### [The task]
Retype every entry exactly, character for character.

### [Data for this exercise]
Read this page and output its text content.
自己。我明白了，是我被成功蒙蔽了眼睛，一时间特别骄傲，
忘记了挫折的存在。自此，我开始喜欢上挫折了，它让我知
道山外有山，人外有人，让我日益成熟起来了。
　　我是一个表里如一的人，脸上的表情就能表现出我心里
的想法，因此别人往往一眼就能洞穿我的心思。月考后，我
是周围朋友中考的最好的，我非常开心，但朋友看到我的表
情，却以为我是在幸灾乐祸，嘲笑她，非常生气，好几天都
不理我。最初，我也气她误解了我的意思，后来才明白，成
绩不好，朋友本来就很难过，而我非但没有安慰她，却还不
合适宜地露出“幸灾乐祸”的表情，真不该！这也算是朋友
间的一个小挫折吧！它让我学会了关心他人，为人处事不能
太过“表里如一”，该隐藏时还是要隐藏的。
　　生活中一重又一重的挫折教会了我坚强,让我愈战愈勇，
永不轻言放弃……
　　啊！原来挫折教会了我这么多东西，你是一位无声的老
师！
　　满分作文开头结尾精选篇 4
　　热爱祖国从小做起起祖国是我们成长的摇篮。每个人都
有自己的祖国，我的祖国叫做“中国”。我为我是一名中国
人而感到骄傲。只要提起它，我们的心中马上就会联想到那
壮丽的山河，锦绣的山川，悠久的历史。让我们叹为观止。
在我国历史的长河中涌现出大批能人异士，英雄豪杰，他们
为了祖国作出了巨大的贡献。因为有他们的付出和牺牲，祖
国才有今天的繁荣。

### [Response to the exercise]
Read this page and output its text content.
自己。我明白了，是我被成功蒙蔽了眼睛，一时间特别骄傲，
忘记了挫折的存在。自此，我开始喜欢上挫折了，它让我知
道山外有山，人外有人，让我日益成熟起来了。
　　我是一个表里如一的人，脸上的表情就能表现出我心里
的想法，因此别人往往一眼就能洞穿我的心思。月考后，我
是周围朋友中考的最好的，我非常开心，但朋友看到我的表
情，却以为我是在幸灾乐祸，嘲笑她，非常生气，好几天都
不理我。最初，我也气她误解了我的意思，后来才明白，成
绩不好，朋友本来就很难过，而我非但没有安慰她，却还不
合适宜地露出“幸灾乐祸”的表情，真不该！这也算是朋友
间的一个小挫折吧！它让我学会了关心他人，为人处事不能
太过“表里如一”，该隐藏时还是要隐藏的。
　　生活中一重又一重的挫折教会了我坚强,让我愈战愈勇，
永不轻言放弃……
　　啊！原来挫折教会了我这么多东西，你是一位无声的老
师！
　　满分作文开头结尾精选篇 4
　　热爱祖国从小做起起祖国是我们成长的摇篮。每个人都
有自己的祖国，我的祖国叫做“中国”。我为我是一名中国
人而感到骄傲。只要提起它，我们的心中马上就会联想到那
壮丽的山河，锦绣的山川，悠久的历史。让我们叹为观止。
在我国历史的长河中涌现出大批能人异士，英雄豪杰，他们
为了祖国作出了巨大的贡献。因为有他们的付出和牺牲，祖
国才有今天的繁荣。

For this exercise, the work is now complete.